• Figure contents as structured data:
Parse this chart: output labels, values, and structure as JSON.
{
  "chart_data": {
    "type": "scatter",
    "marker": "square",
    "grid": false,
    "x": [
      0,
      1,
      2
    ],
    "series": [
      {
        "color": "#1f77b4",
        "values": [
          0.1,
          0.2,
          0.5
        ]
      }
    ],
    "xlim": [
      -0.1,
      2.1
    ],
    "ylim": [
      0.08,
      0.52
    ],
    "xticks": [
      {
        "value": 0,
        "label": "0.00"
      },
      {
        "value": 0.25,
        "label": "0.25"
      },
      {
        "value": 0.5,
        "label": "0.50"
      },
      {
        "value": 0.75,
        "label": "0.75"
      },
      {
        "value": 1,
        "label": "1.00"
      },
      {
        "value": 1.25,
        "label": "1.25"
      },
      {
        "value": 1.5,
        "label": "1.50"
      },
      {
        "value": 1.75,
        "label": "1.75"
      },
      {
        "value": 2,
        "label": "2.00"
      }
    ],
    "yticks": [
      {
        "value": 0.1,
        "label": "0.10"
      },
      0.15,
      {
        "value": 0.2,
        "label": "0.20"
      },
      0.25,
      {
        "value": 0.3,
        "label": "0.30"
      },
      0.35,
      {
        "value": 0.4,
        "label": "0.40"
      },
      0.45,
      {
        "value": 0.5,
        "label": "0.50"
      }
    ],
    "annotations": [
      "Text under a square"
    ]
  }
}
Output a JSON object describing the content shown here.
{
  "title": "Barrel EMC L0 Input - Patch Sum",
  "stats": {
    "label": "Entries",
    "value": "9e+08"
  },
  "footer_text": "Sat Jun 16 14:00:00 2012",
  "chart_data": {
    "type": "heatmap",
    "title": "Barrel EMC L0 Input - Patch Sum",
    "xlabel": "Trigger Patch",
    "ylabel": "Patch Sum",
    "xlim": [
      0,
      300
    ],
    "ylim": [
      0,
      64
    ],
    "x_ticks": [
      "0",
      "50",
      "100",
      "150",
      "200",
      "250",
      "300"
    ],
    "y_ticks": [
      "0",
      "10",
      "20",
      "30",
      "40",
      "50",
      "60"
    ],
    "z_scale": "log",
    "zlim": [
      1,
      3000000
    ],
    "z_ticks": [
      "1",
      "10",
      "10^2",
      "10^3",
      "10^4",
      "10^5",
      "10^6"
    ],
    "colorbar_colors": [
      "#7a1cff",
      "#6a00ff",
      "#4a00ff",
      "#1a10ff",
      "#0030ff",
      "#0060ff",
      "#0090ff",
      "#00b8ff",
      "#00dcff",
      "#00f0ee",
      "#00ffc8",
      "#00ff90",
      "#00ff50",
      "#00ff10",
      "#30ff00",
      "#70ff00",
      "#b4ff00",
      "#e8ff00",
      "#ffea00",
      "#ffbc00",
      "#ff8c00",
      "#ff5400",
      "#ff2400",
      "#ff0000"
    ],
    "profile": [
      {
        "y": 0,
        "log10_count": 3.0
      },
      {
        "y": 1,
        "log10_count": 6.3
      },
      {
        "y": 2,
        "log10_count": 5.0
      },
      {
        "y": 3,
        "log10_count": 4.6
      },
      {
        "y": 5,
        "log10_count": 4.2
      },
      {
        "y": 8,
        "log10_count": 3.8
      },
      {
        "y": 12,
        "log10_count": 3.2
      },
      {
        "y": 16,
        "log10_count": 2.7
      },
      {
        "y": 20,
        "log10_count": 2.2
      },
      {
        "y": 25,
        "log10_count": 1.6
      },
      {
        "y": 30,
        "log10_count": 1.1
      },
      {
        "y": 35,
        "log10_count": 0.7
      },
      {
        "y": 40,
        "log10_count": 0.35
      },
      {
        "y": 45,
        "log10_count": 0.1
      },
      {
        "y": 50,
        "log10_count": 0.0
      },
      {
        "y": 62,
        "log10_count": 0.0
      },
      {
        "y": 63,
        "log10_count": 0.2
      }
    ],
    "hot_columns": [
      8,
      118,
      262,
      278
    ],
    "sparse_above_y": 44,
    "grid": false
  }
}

• TASK INSTRUCTIONS: The records above should be repeated in full, exactly as given.

• RESULT:
Parse this chart: output labels, values, and structure as JSON.
{
  "chart_data": {
    "type": "scatter",
    "marker": "square",
    "grid": false,
    "x": [
      0,
      1,
      2
    ],
    "series": [
      {
        "color": "#1f77b4",
        "values": [
          0.1,
          0.2,
          0.5
        ]
      }
    ],
    "xlim": [
      -0.1,
      2.1
    ],
    "ylim": [
      0.08,
      0.52
    ],
    "xticks": [
      {
        "value": 0,
        "label": "0.00"
      },
      {
        "value": 0.25,
        "label": "0.25"
      },
      {
        "value": 0.5,
        "label": "0.50"
      },
      {
        "value": 0.75,
        "label": "0.75"
      },
      {
        "value": 1,
        "label": "1.00"
      },
      {
        "value": 1.25,
        "label": "1.25"
      },
      {
        "value": 1.5,
        "label": "1.50"
      },
      {
        "value": 1.75,
        "label": "1.75"
      },
      {
        "value": 2,
        "label": "2.00"
      }
    ],
    "yticks": [
      {
        "value": 0.1,
        "label": "0.10"
      },
      0.15,
      {
        "value": 0.2,
        "label": "0.20"
      },
      0.25,
      {
        "value": 0.3,
        "label": "0.30"
      },
      0.35,
      {
        "value": 0.4,
        "label": "0.40"
      },
      0.45,
      {
        "value": 0.5,
        "label": "0.50"
      }
    ],
    "annotations": [
      "Text under a square"
    ]
  }
}
Output a JSON object describing the content shown here.
{
  "title": "Barrel EMC L0 Input - Patch Sum",
  "stats": {
    "label": "Entries",
    "value": "9e+08"
  },
  "footer_text": "Sat Jun 16 14:00:00 2012",
  "chart_data": {
    "type": "heatmap",
    "title": "Barrel EMC L0 Input - Patch Sum",
    "xlabel": "Trigger Patch",
    "ylabel": "Patch Sum",
    "xlim": [
      0,
      300
    ],
    "ylim": [
      0,
      64
    ],
    "x_ticks": [
      "0",
      "50",
      "100",
      "150",
      "200",
      "250",
      "300"
    ],
    "y_ticks": [
      "0",
      "10",
      "20",
      "30",
      "40",
      "50",
      "60"
    ],
    "z_scale": "log",
    "zlim": [
      1,
      3000000
    ],
    "z_ticks": [
      "1",
      "10",
      "10^2",
      "10^3",
      "10^4",
      "10^5",
      "10^6"
    ],
    "colorbar_colors": [
      "#7a1cff",
      "#6a00ff",
      "#4a00ff",
      "#1a10ff",
      "#0030ff",
      "#0060ff",
      "#0090ff",
      "#00b8ff",
      "#00dcff",
      "#00f0ee",
      "#00ffc8",
      "#00ff90",
      "#00ff50",
      "#00ff10",
      "#30ff00",
      "#70ff00",
      "#b4ff00",
      "#e8ff00",
      "#ffea00",
      "#ffbc00",
      "#ff8c00",
      "#ff5400",
      "#ff2400",
      "#ff0000"
    ],
    "profile": [
      {
        "y": 0,
        "log10_count": 3.0
      },
      {
        "y": 1,
        "log10_count": 6.3
      },
      {
        "y": 2,
        "log10_count": 5.0
      },
      {
        "y": 3,
        "log10_count": 4.6
      },
      {
        "y": 5,
        "log10_count": 4.2
      },
      {
        "y": 8,
        "log10_count": 3.8
      },
      {
        "y": 12,
        "log10_count": 3.2
      },
      {
        "y": 16,
        "log10_count": 2.7
      },
      {
        "y": 20,
        "log10_count": 2.2
      },
      {
        "y": 25,
        "log10_count": 1.6
      },
      {
        "y": 30,
        "log10_count": 1.1
      },
      {
        "y": 35,
        "log10_count": 0.7
      },
      {
        "y": 40,
        "log10_count": 0.35
      },
      {
        "y": 45,
        "log10_count": 0.1
      },
      {
        "y": 50,
        "log10_count": 0.0
      },
      {
        "y": 62,
        "log10_count": 0.0
      },
      {
        "y": 63,
        "log10_count": 0.2
      }
    ],
    "hot_columns": [
      8,
      118,
      262,
      278
    ],
    "sparse_above_y": 44,
    "grid": false
  }
}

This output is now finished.